Transcribe the records in full, keeping every character as it is.

Part of a data file

--*--

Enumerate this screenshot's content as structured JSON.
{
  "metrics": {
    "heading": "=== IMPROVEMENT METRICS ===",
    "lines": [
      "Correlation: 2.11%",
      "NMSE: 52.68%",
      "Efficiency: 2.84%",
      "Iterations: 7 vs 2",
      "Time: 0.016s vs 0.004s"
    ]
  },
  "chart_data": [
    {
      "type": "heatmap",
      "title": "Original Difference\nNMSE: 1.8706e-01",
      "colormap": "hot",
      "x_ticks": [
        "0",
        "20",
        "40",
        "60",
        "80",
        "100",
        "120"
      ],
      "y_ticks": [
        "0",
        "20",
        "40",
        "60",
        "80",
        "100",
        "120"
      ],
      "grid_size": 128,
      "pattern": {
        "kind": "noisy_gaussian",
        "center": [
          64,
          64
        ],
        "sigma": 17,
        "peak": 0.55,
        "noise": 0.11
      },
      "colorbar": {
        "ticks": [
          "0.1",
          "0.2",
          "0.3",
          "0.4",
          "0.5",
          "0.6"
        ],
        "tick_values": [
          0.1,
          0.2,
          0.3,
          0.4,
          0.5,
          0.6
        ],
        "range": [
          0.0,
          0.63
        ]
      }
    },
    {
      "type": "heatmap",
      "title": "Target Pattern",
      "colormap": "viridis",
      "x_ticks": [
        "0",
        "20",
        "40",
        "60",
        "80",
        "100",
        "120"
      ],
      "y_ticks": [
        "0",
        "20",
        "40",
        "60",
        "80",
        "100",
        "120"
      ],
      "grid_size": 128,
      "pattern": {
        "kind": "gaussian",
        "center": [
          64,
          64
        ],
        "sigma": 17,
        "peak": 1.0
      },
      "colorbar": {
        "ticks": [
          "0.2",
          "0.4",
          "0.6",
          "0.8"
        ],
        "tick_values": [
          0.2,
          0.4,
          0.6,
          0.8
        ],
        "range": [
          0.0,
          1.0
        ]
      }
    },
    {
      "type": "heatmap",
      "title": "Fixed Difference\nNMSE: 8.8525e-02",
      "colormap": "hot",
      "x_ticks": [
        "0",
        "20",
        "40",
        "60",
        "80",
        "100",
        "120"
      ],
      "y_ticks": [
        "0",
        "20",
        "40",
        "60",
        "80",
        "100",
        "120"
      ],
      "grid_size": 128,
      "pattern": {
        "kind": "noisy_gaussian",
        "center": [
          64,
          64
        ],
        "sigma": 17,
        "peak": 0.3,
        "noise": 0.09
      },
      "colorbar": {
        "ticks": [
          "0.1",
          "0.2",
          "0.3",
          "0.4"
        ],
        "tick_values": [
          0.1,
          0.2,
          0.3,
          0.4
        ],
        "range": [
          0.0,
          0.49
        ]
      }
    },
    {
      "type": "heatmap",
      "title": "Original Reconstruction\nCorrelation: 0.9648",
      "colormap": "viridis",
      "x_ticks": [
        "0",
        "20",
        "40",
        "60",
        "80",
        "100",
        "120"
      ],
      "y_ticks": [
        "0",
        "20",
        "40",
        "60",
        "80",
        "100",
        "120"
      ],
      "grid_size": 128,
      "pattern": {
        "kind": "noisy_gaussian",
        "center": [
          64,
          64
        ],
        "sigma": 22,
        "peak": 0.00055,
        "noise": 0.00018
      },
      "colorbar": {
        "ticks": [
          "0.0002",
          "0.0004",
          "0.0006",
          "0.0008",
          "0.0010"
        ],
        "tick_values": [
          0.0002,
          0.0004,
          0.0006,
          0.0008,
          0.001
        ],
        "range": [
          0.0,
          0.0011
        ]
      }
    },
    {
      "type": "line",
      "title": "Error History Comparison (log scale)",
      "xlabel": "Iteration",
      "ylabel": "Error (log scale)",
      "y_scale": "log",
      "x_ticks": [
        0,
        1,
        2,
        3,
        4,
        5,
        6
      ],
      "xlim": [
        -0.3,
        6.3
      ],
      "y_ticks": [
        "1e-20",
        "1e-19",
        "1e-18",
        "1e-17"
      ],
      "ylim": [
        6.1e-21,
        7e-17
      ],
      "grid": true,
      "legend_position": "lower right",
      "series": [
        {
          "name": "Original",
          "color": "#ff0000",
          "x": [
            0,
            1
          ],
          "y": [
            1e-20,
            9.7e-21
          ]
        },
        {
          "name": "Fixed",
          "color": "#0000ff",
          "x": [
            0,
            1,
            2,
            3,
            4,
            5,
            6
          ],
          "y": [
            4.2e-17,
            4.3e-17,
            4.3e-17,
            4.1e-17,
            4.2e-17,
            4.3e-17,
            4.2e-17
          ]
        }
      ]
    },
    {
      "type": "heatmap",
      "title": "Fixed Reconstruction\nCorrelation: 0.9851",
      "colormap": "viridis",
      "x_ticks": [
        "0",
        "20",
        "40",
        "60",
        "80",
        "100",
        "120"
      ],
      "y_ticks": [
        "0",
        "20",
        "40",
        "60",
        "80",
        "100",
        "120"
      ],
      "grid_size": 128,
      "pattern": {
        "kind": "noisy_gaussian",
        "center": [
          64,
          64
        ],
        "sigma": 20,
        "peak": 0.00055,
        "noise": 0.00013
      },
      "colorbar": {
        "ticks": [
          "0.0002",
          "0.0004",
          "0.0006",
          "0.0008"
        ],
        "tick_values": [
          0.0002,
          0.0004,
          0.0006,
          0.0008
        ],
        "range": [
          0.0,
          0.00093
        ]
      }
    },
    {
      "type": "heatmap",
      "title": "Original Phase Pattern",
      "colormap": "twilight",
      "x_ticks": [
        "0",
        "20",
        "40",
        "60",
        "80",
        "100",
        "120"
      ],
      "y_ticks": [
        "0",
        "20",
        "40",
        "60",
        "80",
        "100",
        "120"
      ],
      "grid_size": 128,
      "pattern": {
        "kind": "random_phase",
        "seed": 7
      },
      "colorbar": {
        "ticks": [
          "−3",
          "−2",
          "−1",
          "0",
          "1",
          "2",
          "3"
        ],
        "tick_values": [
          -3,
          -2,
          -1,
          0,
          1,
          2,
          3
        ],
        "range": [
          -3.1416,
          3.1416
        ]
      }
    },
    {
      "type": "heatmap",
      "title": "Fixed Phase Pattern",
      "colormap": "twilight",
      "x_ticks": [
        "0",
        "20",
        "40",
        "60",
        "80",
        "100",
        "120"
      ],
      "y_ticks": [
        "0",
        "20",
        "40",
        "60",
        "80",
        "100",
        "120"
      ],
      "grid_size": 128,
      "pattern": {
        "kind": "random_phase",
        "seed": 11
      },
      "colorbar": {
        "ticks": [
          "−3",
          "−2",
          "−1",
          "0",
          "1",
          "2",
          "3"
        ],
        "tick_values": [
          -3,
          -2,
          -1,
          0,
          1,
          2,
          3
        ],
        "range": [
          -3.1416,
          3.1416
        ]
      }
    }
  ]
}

--*--

--- Solution below ---
Enumerate this screenshot's content as structured JSON.
{
  "metrics": {
    "heading": "=== IMPROVEMENT METRICS ===",
    "lines": [
      "Correlation: 2.11%",
      "NMSE: 52.68%",
      "Efficiency: 2.84%",
      "Iterations: 7 vs 2",
      "Time: 0.016s vs 0.004s"
    ]
  },
  "chart_data": [
    {
      "type": "heatmap",
      "title": "Original Difference\nNMSE: 1.8706e-01",
      "colormap": "hot",
      "x_ticks": [
        "0",
        "20",
        "40",
        "60",
        "80",
        "100",
        "120"
      ],
      "y_ticks": [
        "0",
        "20",
        "40",
        "60",
        "80",
        "100",
        "120"
      ],
      "grid_size": 128,
      "pattern": {
        "kind": "noisy_gaussian",
        "center": [
          64,
          64
        ],
        "sigma": 17,
        "peak": 0.55,
        "noise": 0.11
      },
      "colorbar": {
        "ticks": [
          "0.1",
          "0.2",
          "0.3",
          "0.4",
          "0.5",
          "0.6"
        ],
        "tick_values": [
          0.1,
          0.2,
          0.3,
          0.4,
          0.5,
          0.6
        ],
        "range": [
          0.0,
          0.63
        ]
      }
    },
    {
      "type": "heatmap",
      "title": "Target Pattern",
      "colormap": "viridis",
      "x_ticks": [
        "0",
        "20",
        "40",
        "60",
        "80",
        "100",
        "120"
      ],
      "y_ticks": [
        "0",
        "20",
        "40",
        "60",
        "80",
        "100",
        "120"
      ],
      "grid_size": 128,
      "pattern": {
        "kind": "gaussian",
        "center": [
          64,
          64
        ],
        "sigma": 17,
        "peak": 1.0
      },
      "colorbar": {
        "ticks": [
          "0.2",
          "0.4",
          "0.6",
          "0.8"
        ],
        "tick_values": [
          0.2,
          0.4,
          0.6,
          0.8
        ],
        "range": [
          0.0,
          1.0
        ]
      }
    },
    {
      "type": "heatmap",
      "title": "Fixed Difference\nNMSE: 8.8525e-02",
      "colormap": "hot",
      "x_ticks": [
        "0",
        "20",
        "40",
        "60",
        "80",
        "100",
        "120"
      ],
      "y_ticks": [
        "0",
        "20",
        "40",
        "60",
        "80",
        "100",
        "120"
      ],
      "grid_size": 128,
      "pattern": {
        "kind": "noisy_gaussian",
        "center": [
          64,
          64
        ],
        "sigma": 17,
        "peak": 0.3,
        "noise": 0.09
      },
      "colorbar": {
        "ticks": [
          "0.1",
          "0.2",
          "0.3",
          "0.4"
        ],
        "tick_values": [
          0.1,
          0.2,
          0.3,
          0.4
        ],
        "range": [
          0.0,
          0.49
        ]
      }
    },
    {
      "type": "heatmap",
      "title": "Original Reconstruction\nCorrelation: 0.9648",
      "colormap": "viridis",
      "x_ticks": [
        "0",
        "20",
        "40",
        "60",
        "80",
        "100",
        "120"
      ],
      "y_ticks": [
        "0",
        "20",
        "40",
        "60",
        "80",
        "100",
        "120"
      ],
      "grid_size": 128,
      "pattern": {
        "kind": "noisy_gaussian",
        "center": [
          64,
          64
        ],
        "sigma": 22,
        "peak": 0.00055,
        "noise": 0.00018
      },
      "colorbar": {
        "ticks": [
          "0.0002",
          "0.0004",
          "0.0006",
          "0.0008",
          "0.0010"
        ],
        "tick_values": [
          0.0002,
          0.0004,
          0.0006,
          0.0008,
          0.001
        ],
        "range": [
          0.0,
          0.0011
        ]
      }
    },
    {
      "type": "line",
      "title": "Error History Comparison (log scale)",
      "xlabel": "Iteration",
      "ylabel": "Error (log scale)",
      "y_scale": "log",
      "x_ticks": [
        0,
        1,
        2,
        3,
        4,
        5,
        6
      ],
      "xlim": [
        -0.3,
        6.3
      ],
      "y_ticks": [
        "1e-20",
        "1e-19",
        "1e-18",
        "1e-17"
      ],
      "ylim": [
        6.1e-21,
        7e-17
      ],
      "grid": true,
      "legend_position": "lower right",
      "series": [
        {
          "name": "Original",
          "color": "#ff0000",
          "x": [
            0,
            1
          ],
          "y": [
            1e-20,
            9.7e-21
          ]
        },
        {
          "name": "Fixed",
          "color": "#0000ff",
          "x": [
            0,
            1,
            2,
            3,
            4,
            5,
            6
          ],
          "y": [
            4.2e-17,
            4.3e-17,
            4.3e-17,
            4.1e-17,
            4.2e-17,
            4.3e-17,
            4.2e-17
          ]
        }
      ]
    },
    {
      "type": "heatmap",
      "title": "Fixed Reconstruction\nCorrelation: 0.9851",
      "colormap": "viridis",
      "x_ticks": [
        "0",
        "20",
        "40",
        "60",
        "80",
        "100",
        "120"
      ],
      "y_ticks": [
        "0",
        "20",
        "40",
        "60",
        "80",
        "100",
        "120"
      ],
      "grid_size": 128,
      "pattern": {
        "kind": "noisy_gaussian",
        "center": [
          64,
          64
        ],
        "sigma": 20,
        "peak": 0.00055,
        "noise": 0.00013
      },
      "colorbar": {
        "ticks": [
          "0.0002",
          "0.0004",
          "0.0006",
          "0.0008"
        ],
        "tick_values": [
          0.0002,
          0.0004,
          0.0006,
          0.0008
        ],
        "range": [
          0.0,
          0.00093
        ]
      }
    },
    {
      "type": "heatmap",
      "title": "Original Phase Pattern",
      "colormap": "twilight",
      "x_ticks": [
        "0",
        "20",
        "40",
        "60",
        "80",
        "100",
        "120"
      ],
      "y_ticks": [
        "0",
        "20",
        "40",
        "60",
        "80",
        "100",
        "120"
      ],
      "grid_size": 128,
      "pattern": {
        "kind": "random_phase",
        "seed": 7
      },
      "colorbar": {
        "ticks": [
          "−3",
          "−2",
          "−1",
          "0",
          "1",
          "2",
          "3"
        ],
        "tick_values": [
          -3,
          -2,
          -1,
          0,
          1,
          2,
          3
        ],
        "range": [
          -3.1416,
          3.1416
        ]
      }
    },
    {
      "type": "heatmap",
      "title": "Fixed Phase Pattern",
      "colormap": "twilight",
      "x_ticks": [
        "0",
        "20",
        "40",
        "60",
        "80",
        "100",
        "120"
      ],
      "y_ticks": [
        "0",
        "20",
        "40",
        "60",
        "80",
        "100",
        "120"
      ],
      "grid_size": 128,
      "pattern": {
        "kind": "random_phase",
        "seed": 11
      },
      "colorbar": {
        "ticks": [
          "−3",
          "−2",
          "−1",
          "0",
          "1",
          "2",
          "3"
        ],
        "tick_values": [
          -3,
          -2,
          -1,
          0,
          1,
          2,
          3
        ],
        "range": [
          -3.1416,
          3.1416
        ]
      }
    }
  ]
}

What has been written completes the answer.